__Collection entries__
· · · · ·
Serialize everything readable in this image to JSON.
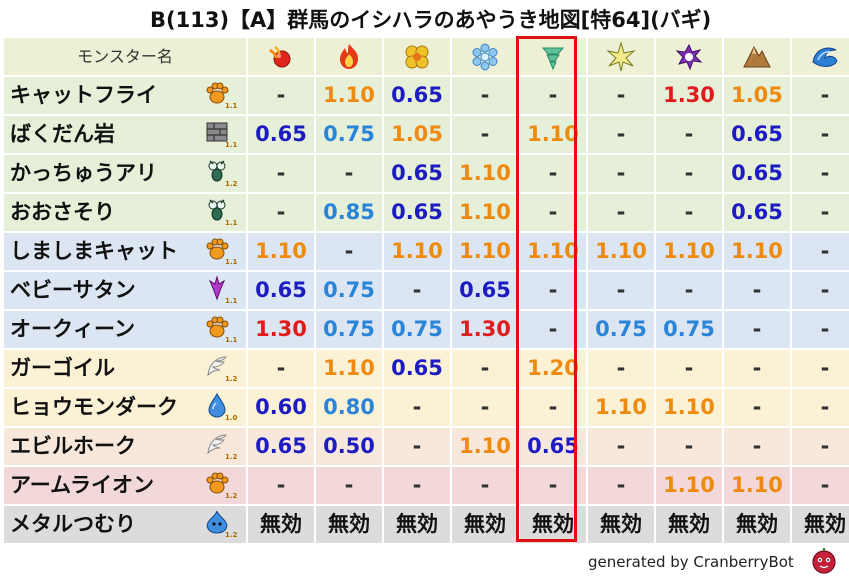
{
  "title": "B(113)【A】群馬のイシハラのあやうき地図[特64](バギ)",
  "header_label": "モンスター名",
  "columns": [
    {
      "icon": "fire-icon"
    },
    {
      "icon": "flame-icon"
    },
    {
      "icon": "explosion-icon"
    },
    {
      "icon": "ice-icon"
    },
    {
      "icon": "wind-icon"
    },
    {
      "icon": "lightning-icon"
    },
    {
      "icon": "darkness-icon"
    },
    {
      "icon": "earth-icon"
    },
    {
      "icon": "water-icon"
    }
  ],
  "highlighted_column": 4,
  "colors": {
    "header_bg": "#eef0d6",
    "row_green": "#e6efd8",
    "row_blue": "#dbe6f2",
    "row_yellow": "#fbf1d4",
    "row_peach": "#f8e8dc",
    "row_pink": "#f2d8d8",
    "row_gray": "#dcdcdc",
    "val_red": "#e11b1b",
    "val_orange": "#ee8a0f",
    "val_blue": "#2a84d8",
    "val_navy": "#1c1cc2",
    "val_dash": "#333333",
    "highlight": "#e01010"
  },
  "rows": [
    {
      "name": "キャットフライ",
      "family": "paw-icon",
      "level": "1.1",
      "bg": "green",
      "values": [
        "-",
        "1.10",
        "0.65",
        "-",
        "-",
        "-",
        "1.30",
        "1.05",
        "-"
      ]
    },
    {
      "name": "ばくだん岩",
      "family": "brick-icon",
      "level": "1.1",
      "bg": "green",
      "values": [
        "0.65",
        "0.75",
        "1.05",
        "-",
        "1.10",
        "-",
        "-",
        "0.65",
        "-"
      ]
    },
    {
      "name": "かっちゅうアリ",
      "family": "insect-icon",
      "level": "1.2",
      "bg": "green",
      "values": [
        "-",
        "-",
        "0.65",
        "1.10",
        "-",
        "-",
        "-",
        "0.65",
        "-"
      ]
    },
    {
      "name": "おおさそり",
      "family": "insect-icon",
      "level": "1.1",
      "bg": "green",
      "values": [
        "-",
        "0.85",
        "0.65",
        "1.10",
        "-",
        "-",
        "-",
        "0.65",
        "-"
      ]
    },
    {
      "name": "しましまキャット",
      "family": "paw-icon",
      "level": "1.1",
      "bg": "blue",
      "values": [
        "1.10",
        "-",
        "1.10",
        "1.10",
        "1.10",
        "1.10",
        "1.10",
        "1.10",
        "-"
      ]
    },
    {
      "name": "ベビーサタン",
      "family": "demon-icon",
      "level": "1.1",
      "bg": "blue",
      "values": [
        "0.65",
        "0.75",
        "-",
        "0.65",
        "-",
        "-",
        "-",
        "-",
        "-"
      ]
    },
    {
      "name": "オークィーン",
      "family": "paw-icon",
      "level": "1.1",
      "bg": "blue",
      "values": [
        "1.30",
        "0.75",
        "0.75",
        "1.30",
        "-",
        "0.75",
        "0.75",
        "-",
        "-"
      ]
    },
    {
      "name": "ガーゴイル",
      "family": "wing-icon",
      "level": "1.2",
      "bg": "yellow",
      "values": [
        "-",
        "1.10",
        "0.65",
        "-",
        "1.20",
        "-",
        "-",
        "-",
        "-"
      ]
    },
    {
      "name": "ヒョウモンダーク",
      "family": "drop-icon",
      "level": "1.0",
      "bg": "yellow",
      "values": [
        "0.60",
        "0.80",
        "-",
        "-",
        "-",
        "1.10",
        "1.10",
        "-",
        "-"
      ]
    },
    {
      "name": "エビルホーク",
      "family": "wing-icon",
      "level": "1.2",
      "bg": "peach",
      "values": [
        "0.65",
        "0.50",
        "-",
        "1.10",
        "0.65",
        "-",
        "-",
        "-",
        "-"
      ]
    },
    {
      "name": "アームライオン",
      "family": "paw-icon",
      "level": "1.2",
      "bg": "pink",
      "values": [
        "-",
        "-",
        "-",
        "-",
        "-",
        "-",
        "1.10",
        "1.10",
        "-"
      ]
    },
    {
      "name": "メタルつむり",
      "family": "slime-icon",
      "level": "1.2",
      "bg": "gray",
      "values": [
        "無効",
        "無効",
        "無効",
        "無効",
        "無効",
        "無効",
        "無効",
        "無効",
        "無効"
      ]
    }
  ],
  "footer": "generated by CranberryBot",
  "footer_icon": "cranberry-icon"
}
· · · · ·
__WHAT THE TASK REQUIRES__
Are you able to set down all the lines above exactly, without any pictures?

__RESPONSE TO THIS EXERCISE__
Serialize everything readable in this image to JSON.
{
  "title": "B(113)【A】群馬のイシハラのあやうき地図[特64](バギ)",
  "header_label": "モンスター名",
  "columns": [
    {
      "icon": "fire-icon"
    },
    {
      "icon": "flame-icon"
    },
    {
      "icon": "explosion-icon"
    },
    {
      "icon": "ice-icon"
    },
    {
      "icon": "wind-icon"
    },
    {
      "icon": "lightning-icon"
    },
    {
      "icon": "darkness-icon"
    },
    {
      "icon": "earth-icon"
    },
    {
      "icon": "water-icon"
    }
  ],
  "highlighted_column": 4,
  "colors": {
    "header_bg": "#eef0d6",
    "row_green": "#e6efd8",
    "row_blue": "#dbe6f2",
    "row_yellow": "#fbf1d4",
    "row_peach": "#f8e8dc",
    "row_pink": "#f2d8d8",
    "row_gray": "#dcdcdc",
    "val_red": "#e11b1b",
    "val_orange": "#ee8a0f",
    "val_blue": "#2a84d8",
    "val_navy": "#1c1cc2",
    "val_dash": "#333333",
    "highlight": "#e01010"
  },
  "rows": [
    {
      "name": "キャットフライ",
      "family": "paw-icon",
      "level": "1.1",
      "bg": "green",
      "values": [
        "-",
        "1.10",
        "0.65",
        "-",
        "-",
        "-",
        "1.30",
        "1.05",
        "-"
      ]
    },
    {
      "name": "ばくだん岩",
      "family": "brick-icon",
      "level": "1.1",
      "bg": "green",
      "values": [
        "0.65",
        "0.75",
        "1.05",
        "-",
        "1.10",
        "-",
        "-",
        "0.65",
        "-"
      ]
    },
    {
      "name": "かっちゅうアリ",
      "family": "insect-icon",
      "level": "1.2",
      "bg": "green",
      "values": [
        "-",
        "-",
        "0.65",
        "1.10",
        "-",
        "-",
        "-",
        "0.65",
        "-"
      ]
    },
    {
      "name": "おおさそり",
      "family": "insect-icon",
      "level": "1.1",
      "bg": "green",
      "values": [
        "-",
        "0.85",
        "0.65",
        "1.10",
        "-",
        "-",
        "-",
        "0.65",
        "-"
      ]
    },
    {
      "name": "しましまキャット",
      "family": "paw-icon",
      "level": "1.1",
      "bg": "blue",
      "values": [
        "1.10",
        "-",
        "1.10",
        "1.10",
        "1.10",
        "1.10",
        "1.10",
        "1.10",
        "-"
      ]
    },
    {
      "name": "ベビーサタン",
      "family": "demon-icon",
      "level": "1.1",
      "bg": "blue",
      "values": [
        "0.65",
        "0.75",
        "-",
        "0.65",
        "-",
        "-",
        "-",
        "-",
        "-"
      ]
    },
    {
      "name": "オークィーン",
      "family": "paw-icon",
      "level": "1.1",
      "bg": "blue",
      "values": [
        "1.30",
        "0.75",
        "0.75",
        "1.30",
        "-",
        "0.75",
        "0.75",
        "-",
        "-"
      ]
    },
    {
      "name": "ガーゴイル",
      "family": "wing-icon",
      "level": "1.2",
      "bg": "yellow",
      "values": [
        "-",
        "1.10",
        "0.65",
        "-",
        "1.20",
        "-",
        "-",
        "-",
        "-"
      ]
    },
    {
      "name": "ヒョウモンダーク",
      "family": "drop-icon",
      "level": "1.0",
      "bg": "yellow",
      "values": [
        "0.60",
        "0.80",
        "-",
        "-",
        "-",
        "1.10",
        "1.10",
        "-",
        "-"
      ]
    },
    {
      "name": "エビルホーク",
      "family": "wing-icon",
      "level": "1.2",
      "bg": "peach",
      "values": [
        "0.65",
        "0.50",
        "-",
        "1.10",
        "0.65",
        "-",
        "-",
        "-",
        "-"
      ]
    },
    {
      "name": "アームライオン",
      "family": "paw-icon",
      "level": "1.2",
      "bg": "pink",
      "values": [
        "-",
        "-",
        "-",
        "-",
        "-",
        "-",
        "1.10",
        "1.10",
        "-"
      ]
    },
    {
      "name": "メタルつむり",
      "family": "slime-icon",
      "level": "1.2",
      "bg": "gray",
      "values": [
        "無効",
        "無効",
        "無効",
        "無効",
        "無効",
        "無効",
        "無効",
        "無効",
        "無効"
      ]
    }
  ],
  "footer": "generated by CranberryBot",
  "footer_icon": "cranberry-icon"
}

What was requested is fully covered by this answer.